- [Extracted entries]:
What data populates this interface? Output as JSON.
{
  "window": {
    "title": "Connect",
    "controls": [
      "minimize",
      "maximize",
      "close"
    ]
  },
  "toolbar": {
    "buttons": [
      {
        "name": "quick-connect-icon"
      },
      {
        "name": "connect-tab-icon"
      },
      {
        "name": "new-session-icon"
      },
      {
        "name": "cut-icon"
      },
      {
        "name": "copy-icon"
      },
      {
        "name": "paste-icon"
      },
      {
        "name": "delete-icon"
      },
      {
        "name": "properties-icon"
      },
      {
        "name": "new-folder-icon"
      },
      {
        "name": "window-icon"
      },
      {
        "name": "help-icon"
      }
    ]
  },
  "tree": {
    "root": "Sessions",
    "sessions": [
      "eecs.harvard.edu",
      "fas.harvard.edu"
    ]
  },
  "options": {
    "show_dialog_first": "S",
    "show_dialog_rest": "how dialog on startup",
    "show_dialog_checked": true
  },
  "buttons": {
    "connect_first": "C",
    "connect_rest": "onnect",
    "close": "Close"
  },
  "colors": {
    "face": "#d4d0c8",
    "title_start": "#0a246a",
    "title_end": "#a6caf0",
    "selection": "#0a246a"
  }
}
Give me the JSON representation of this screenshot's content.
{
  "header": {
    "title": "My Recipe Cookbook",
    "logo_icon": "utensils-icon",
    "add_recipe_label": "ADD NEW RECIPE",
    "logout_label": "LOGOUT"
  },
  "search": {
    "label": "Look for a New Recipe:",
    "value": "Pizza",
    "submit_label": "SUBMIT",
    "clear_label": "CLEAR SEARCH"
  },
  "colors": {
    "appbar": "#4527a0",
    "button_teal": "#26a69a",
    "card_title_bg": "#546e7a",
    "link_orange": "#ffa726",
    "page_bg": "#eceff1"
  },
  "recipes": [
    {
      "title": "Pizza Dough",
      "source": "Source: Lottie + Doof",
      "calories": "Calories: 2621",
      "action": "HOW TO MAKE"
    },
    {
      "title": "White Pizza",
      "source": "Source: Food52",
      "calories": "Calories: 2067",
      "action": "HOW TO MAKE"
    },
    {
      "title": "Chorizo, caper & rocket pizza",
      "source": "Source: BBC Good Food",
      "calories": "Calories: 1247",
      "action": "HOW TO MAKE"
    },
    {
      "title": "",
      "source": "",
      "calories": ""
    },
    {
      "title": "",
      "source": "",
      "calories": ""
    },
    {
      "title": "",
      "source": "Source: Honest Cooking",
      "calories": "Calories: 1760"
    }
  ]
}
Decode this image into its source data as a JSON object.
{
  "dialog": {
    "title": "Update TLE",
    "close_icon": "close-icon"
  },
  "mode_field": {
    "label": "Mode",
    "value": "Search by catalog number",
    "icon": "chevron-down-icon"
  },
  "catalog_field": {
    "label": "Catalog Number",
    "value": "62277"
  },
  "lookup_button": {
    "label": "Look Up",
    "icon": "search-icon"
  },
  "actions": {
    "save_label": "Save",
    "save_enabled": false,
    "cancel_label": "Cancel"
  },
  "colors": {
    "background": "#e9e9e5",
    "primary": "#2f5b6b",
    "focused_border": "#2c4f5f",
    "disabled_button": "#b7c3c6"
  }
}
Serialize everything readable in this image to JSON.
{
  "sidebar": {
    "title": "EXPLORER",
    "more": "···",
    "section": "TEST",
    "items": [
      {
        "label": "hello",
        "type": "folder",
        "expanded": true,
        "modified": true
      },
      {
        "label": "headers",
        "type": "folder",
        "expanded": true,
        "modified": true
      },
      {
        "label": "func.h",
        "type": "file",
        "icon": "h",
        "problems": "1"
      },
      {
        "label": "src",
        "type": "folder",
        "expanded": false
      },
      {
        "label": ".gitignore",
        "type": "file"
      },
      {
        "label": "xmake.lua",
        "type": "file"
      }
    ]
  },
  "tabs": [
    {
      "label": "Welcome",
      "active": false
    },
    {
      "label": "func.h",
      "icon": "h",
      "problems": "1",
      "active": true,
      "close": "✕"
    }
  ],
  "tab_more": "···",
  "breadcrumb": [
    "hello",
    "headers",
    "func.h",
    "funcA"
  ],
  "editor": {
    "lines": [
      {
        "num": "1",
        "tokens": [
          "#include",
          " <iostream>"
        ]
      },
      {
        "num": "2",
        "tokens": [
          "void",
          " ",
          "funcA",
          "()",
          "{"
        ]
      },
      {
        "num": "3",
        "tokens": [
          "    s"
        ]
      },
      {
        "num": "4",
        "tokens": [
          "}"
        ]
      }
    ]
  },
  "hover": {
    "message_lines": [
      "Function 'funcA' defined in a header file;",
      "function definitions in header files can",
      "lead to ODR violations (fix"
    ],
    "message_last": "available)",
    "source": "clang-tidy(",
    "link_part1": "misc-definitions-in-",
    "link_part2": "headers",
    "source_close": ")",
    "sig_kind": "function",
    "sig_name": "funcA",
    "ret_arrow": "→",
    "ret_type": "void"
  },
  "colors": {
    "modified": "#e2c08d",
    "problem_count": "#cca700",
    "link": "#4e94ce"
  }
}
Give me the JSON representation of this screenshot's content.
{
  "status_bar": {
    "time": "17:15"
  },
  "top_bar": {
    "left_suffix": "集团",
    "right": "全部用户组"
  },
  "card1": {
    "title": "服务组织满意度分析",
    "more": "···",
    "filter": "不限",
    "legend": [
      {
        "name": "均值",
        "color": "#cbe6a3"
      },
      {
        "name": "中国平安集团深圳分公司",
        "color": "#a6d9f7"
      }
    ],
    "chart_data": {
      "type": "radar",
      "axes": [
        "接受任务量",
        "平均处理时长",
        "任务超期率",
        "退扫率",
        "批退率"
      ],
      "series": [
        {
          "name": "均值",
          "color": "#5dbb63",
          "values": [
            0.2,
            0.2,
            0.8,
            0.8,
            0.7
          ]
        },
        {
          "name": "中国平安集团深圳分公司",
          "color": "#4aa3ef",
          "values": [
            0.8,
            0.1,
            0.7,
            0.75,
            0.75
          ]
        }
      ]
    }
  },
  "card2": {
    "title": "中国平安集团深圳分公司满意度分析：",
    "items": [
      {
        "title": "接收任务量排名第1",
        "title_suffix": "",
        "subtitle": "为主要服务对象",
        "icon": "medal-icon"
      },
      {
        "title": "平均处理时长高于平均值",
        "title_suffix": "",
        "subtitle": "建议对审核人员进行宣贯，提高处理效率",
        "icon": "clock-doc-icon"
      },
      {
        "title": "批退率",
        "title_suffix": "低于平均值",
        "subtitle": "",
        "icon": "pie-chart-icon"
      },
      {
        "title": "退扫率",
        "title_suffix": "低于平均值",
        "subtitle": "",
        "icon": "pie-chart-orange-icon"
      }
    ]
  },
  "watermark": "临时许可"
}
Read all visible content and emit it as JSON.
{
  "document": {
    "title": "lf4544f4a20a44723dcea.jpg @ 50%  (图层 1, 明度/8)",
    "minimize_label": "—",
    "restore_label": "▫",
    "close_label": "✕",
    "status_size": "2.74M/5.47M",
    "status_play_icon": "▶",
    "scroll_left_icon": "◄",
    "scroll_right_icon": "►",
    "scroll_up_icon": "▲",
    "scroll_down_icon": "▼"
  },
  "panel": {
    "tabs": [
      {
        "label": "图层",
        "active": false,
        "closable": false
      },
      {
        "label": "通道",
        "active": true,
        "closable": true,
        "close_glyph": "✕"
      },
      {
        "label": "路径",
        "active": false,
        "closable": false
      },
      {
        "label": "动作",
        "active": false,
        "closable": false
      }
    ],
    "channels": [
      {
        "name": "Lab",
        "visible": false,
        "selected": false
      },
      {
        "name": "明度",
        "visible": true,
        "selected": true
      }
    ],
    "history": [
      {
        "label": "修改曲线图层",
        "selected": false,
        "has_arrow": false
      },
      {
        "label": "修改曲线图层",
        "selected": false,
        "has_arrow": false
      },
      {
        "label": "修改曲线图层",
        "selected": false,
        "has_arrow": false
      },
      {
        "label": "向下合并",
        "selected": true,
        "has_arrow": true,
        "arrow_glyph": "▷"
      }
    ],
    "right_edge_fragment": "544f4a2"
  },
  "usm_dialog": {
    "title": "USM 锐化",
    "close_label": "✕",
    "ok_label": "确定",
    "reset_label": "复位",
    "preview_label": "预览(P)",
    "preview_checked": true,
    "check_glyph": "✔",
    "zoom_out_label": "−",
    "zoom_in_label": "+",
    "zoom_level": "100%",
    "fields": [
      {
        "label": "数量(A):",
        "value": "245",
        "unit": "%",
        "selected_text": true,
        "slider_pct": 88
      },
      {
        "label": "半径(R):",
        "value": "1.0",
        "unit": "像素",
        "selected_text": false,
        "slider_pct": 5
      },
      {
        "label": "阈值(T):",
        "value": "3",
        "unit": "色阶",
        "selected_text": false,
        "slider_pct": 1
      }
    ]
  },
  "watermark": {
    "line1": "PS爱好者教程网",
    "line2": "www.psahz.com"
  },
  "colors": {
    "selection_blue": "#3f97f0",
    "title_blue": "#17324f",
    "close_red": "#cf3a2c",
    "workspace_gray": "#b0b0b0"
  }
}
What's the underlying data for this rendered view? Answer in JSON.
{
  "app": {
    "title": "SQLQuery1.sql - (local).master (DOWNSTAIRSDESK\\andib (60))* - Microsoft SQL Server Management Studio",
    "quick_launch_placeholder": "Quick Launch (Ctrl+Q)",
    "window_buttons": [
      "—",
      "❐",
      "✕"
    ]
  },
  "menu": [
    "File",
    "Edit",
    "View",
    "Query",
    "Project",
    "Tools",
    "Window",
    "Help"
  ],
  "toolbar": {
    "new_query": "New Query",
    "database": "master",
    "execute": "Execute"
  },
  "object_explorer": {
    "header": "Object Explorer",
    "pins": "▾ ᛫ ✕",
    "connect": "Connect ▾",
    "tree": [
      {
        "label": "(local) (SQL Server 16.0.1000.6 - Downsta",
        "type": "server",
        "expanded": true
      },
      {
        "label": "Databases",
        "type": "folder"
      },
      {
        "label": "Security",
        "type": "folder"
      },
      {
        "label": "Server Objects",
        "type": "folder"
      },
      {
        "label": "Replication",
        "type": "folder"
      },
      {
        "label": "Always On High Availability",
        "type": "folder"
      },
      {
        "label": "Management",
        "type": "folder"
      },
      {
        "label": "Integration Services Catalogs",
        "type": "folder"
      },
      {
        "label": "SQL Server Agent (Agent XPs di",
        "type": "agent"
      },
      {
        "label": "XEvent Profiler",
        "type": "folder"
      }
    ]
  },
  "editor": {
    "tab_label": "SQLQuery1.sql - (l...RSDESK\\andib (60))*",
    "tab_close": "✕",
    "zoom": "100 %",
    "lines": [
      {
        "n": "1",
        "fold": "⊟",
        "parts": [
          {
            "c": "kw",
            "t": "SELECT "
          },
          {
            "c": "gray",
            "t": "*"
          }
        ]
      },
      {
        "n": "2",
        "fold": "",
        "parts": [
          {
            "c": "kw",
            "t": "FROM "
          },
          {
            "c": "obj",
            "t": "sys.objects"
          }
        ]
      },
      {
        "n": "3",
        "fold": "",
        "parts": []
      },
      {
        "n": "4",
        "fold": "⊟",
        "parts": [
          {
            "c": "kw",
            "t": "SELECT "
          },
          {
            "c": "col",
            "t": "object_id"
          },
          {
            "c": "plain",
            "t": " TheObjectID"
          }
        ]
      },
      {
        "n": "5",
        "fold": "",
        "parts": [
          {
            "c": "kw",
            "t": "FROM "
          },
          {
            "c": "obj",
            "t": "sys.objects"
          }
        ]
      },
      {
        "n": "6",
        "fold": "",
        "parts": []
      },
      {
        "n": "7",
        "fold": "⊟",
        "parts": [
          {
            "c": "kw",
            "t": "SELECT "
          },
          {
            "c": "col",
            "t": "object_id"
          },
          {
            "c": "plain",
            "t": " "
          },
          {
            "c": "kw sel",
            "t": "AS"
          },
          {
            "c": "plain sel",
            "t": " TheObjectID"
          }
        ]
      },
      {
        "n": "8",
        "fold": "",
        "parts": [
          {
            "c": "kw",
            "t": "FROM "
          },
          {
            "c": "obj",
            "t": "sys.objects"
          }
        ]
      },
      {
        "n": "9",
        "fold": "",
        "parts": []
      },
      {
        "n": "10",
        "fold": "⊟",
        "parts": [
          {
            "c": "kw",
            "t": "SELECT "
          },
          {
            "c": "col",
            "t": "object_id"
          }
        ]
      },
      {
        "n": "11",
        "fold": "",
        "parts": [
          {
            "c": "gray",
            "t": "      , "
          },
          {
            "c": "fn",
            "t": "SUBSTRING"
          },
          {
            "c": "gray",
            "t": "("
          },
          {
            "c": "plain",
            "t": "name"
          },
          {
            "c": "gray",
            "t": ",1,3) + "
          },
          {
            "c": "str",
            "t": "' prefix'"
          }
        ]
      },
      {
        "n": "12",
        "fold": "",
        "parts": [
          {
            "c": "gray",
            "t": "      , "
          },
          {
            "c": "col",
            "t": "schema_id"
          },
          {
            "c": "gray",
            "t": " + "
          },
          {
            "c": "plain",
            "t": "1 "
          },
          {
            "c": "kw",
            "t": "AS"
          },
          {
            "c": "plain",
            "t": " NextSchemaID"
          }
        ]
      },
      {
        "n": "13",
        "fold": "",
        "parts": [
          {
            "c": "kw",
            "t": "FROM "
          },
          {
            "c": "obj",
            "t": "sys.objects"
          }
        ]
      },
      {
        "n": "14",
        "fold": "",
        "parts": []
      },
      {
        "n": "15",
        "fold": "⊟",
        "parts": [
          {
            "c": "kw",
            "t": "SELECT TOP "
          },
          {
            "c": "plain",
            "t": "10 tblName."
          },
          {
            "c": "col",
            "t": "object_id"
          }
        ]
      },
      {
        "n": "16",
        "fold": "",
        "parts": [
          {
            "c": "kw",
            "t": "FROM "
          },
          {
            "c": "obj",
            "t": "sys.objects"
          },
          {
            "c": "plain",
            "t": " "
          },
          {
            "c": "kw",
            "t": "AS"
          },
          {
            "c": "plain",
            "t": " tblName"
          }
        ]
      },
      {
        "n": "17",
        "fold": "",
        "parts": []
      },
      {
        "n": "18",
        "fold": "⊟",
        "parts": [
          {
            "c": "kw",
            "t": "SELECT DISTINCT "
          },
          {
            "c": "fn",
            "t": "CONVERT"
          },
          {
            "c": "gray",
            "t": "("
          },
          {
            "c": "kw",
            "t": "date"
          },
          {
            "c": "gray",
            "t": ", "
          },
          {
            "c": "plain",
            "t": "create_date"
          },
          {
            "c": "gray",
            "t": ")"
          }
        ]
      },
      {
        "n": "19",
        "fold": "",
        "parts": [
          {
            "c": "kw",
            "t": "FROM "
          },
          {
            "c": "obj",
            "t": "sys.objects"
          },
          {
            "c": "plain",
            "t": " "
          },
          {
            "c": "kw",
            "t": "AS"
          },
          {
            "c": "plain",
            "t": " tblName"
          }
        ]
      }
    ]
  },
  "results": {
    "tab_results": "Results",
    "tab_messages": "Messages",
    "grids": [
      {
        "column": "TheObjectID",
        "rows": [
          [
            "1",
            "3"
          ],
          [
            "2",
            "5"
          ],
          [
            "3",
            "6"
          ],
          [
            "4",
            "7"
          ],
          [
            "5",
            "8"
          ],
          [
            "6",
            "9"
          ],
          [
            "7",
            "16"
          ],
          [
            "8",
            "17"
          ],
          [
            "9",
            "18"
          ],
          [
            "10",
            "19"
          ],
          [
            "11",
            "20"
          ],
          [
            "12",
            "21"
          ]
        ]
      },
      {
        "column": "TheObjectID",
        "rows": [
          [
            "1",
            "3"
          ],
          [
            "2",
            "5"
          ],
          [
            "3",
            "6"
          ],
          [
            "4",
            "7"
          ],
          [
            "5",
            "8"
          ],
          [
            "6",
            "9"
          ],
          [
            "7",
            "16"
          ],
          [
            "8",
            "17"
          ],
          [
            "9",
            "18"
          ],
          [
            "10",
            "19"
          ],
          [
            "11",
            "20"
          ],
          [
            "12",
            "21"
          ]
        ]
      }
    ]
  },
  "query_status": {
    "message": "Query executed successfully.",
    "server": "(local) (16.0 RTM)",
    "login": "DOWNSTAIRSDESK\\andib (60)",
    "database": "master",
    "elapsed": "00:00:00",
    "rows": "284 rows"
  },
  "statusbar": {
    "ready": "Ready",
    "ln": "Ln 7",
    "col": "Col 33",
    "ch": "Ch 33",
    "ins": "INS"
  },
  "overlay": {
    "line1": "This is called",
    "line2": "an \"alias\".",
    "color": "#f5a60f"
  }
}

- [Written problem]:
Where a line above includes "image", copy that line.

- [Answer for this exercise]:
Decode this image into its source data as a JSON object.
Serialize everything readable in this image to JSON.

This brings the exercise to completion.